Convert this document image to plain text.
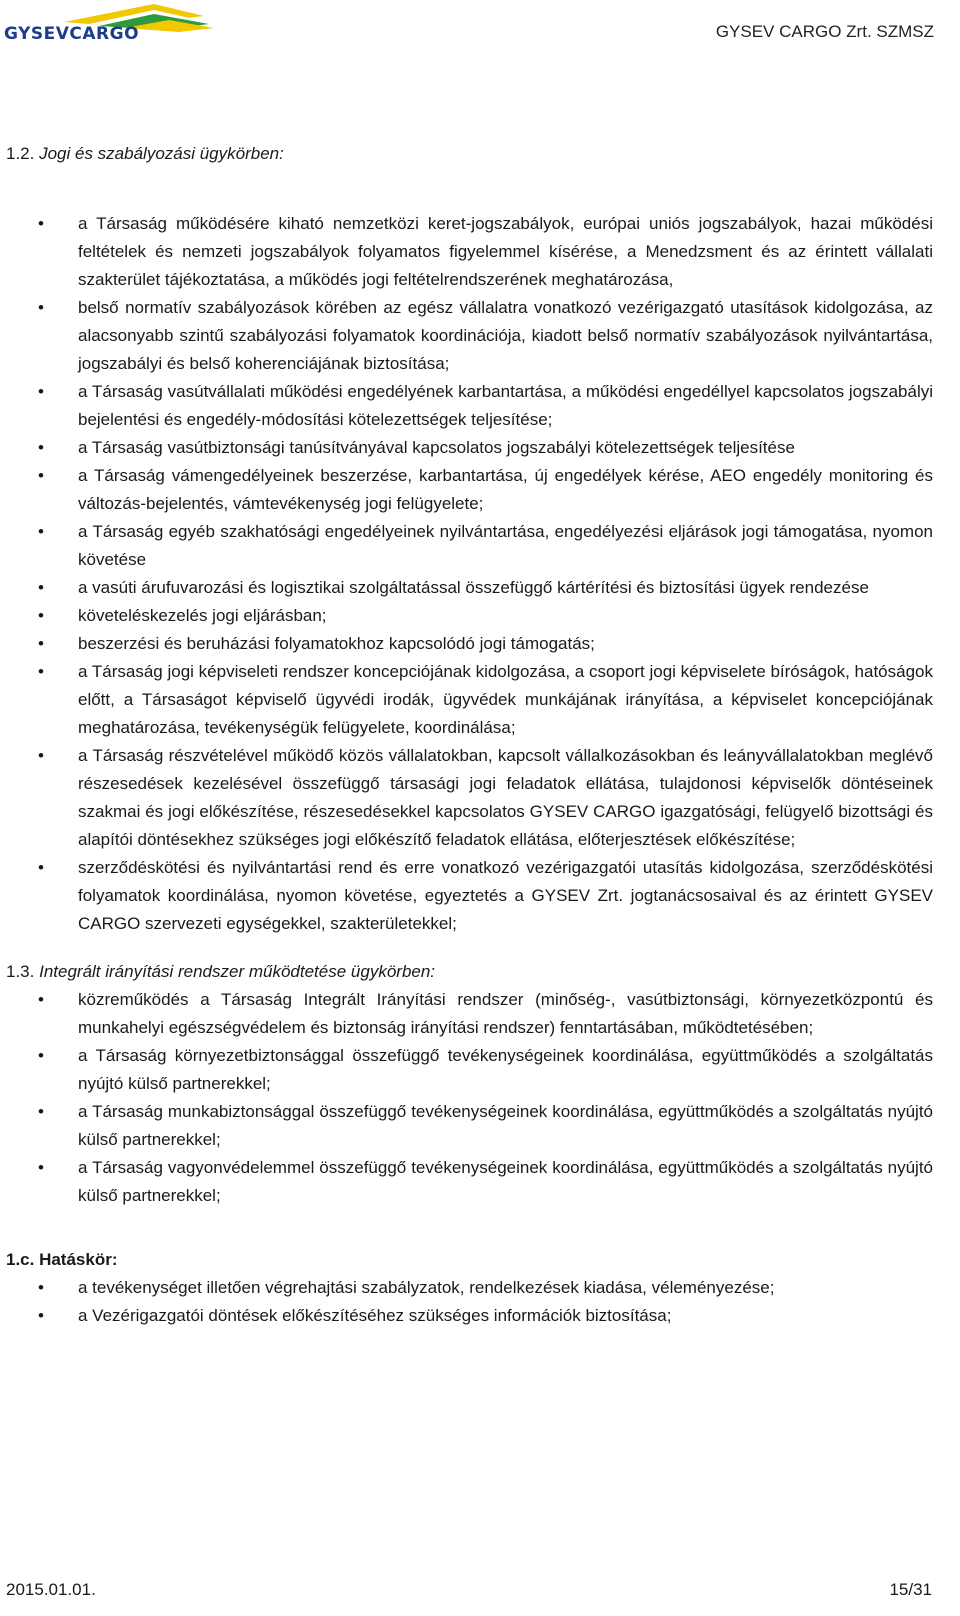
GYSEVCARGO	GYSEV CARGO Zrt. SZMSZ

1.2. Jogi és szabályozási ügykörben:

• a Társaság működésére kiható nemzetközi keret-jogszabályok, európai uniós jogszabályok, hazai működési feltételek és nemzeti jogszabályok folyamatos figyelemmel kísérése, a Menedzsment és az érintett vállalati szakterület tájékoztatása, a működés jogi feltételrendszerének meghatározása,
• belső normatív szabályozások körében az egész vállalatra vonatkozó vezérigazgató utasítások kidolgozása, az alacsonyabb szintű szabályozási folyamatok koordinációja, kiadott belső normatív szabályozások nyilvántartása, jogszabályi és belső koherenciájának biztosítása;
• a Társaság vasútvállalati működési engedélyének karbantartása, a működési engedéllyel kapcsolatos jogszabályi bejelentési és engedély-módosítási kötelezettségek teljesítése;
• a Társaság vasútbiztonsági tanúsítványával kapcsolatos jogszabályi kötelezettségek teljesítése
• a Társaság vámengedélyeinek beszerzése, karbantartása, új engedélyek kérése, AEO engedély monitoring és változás-bejelentés, vámtevékenység jogi felügyelete;
• a Társaság egyéb szakhatósági engedélyeinek nyilvántartása, engedélyezési eljárások jogi támogatása, nyomon követése
• a vasúti árufuvarozási és logisztikai szolgáltatással összefüggő kártérítési és biztosítási ügyek rendezése
• követeléskezelés jogi eljárásban;
• beszerzési és beruházási folyamatokhoz kapcsolódó jogi támogatás;
• a Társaság jogi képviseleti rendszer koncepciójának kidolgozása, a csoport jogi képviselete bíróságok, hatóságok előtt, a Társaságot képviselő ügyvédi irodák, ügyvédek munkájának irányítása, a képviselet koncepciójának meghatározása, tevékenységük felügyelete, koordinálása;
• a Társaság részvételével működő közös vállalatokban, kapcsolt vállalkozásokban és leányvállalatokban meglévő részesedések kezelésével összefüggő társasági jogi feladatok ellátása, tulajdonosi képviselők döntéseinek szakmai és jogi előkészítése, részesedésekkel kapcsolatos GYSEV CARGO igazgatósági, felügyelő bizottsági és alapítói döntésekhez szükséges jogi előkészítő feladatok ellátása, előterjesztések előkészítése;
• szerződéskötési és nyilvántartási rend és erre vonatkozó vezérigazgatói utasítás kidolgozása, szerződéskötési folyamatok koordinálása, nyomon követése, egyeztetés a GYSEV Zrt. jogtanácsosaival és az érintett GYSEV CARGO szervezeti egységekkel, szakterületekkel;

1.3. Integrált irányítási rendszer működtetése ügykörben:

• közreműködés a Társaság Integrált Irányítási rendszer (minőség-, vasútbiztonsági, környezetközpontú és munkahelyi egészségvédelem és biztonság irányítási rendszer) fenntartásában, működtetésében;
• a Társaság környezetbiztonsággal összefüggő tevékenységeinek koordinálása, együttműködés a szolgáltatás nyújtó külső partnerekkel;
• a Társaság munkabiztonsággal összefüggő tevékenységeinek koordinálása, együttműködés a szolgáltatás nyújtó külső partnerekkel;
• a Társaság vagyonvédelemmel összefüggő tevékenységeinek koordinálása, együttműködés a szolgáltatás nyújtó külső partnerekkel;

1.c. Hatáskör:

• a tevékenységet illetően végrehajtási szabályzatok, rendelkezések kiadása, véleményezése;
• a Vezérigazgatói döntések előkészítéséhez szükséges információk biztosítása;
2015.01.01.	15/31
*-*-*
--- WHAT THE TASK REQUIRES ---
The lines to collect are those holding the string "vasútbiztonsági"; copy them all.

--- REPLY ---
• a Társaság vasútbiztonsági tanúsítványával kapcsolatos jogszabályi kötelezettségek teljesítése
• közreműködés a Társaság Integrált Irányítási rendszer (minőség-, vasútbiztonsági, környezetközpontú és munkahelyi egészségvédelem és biztonság irányítási rendszer) fenntartásában, működtetésében;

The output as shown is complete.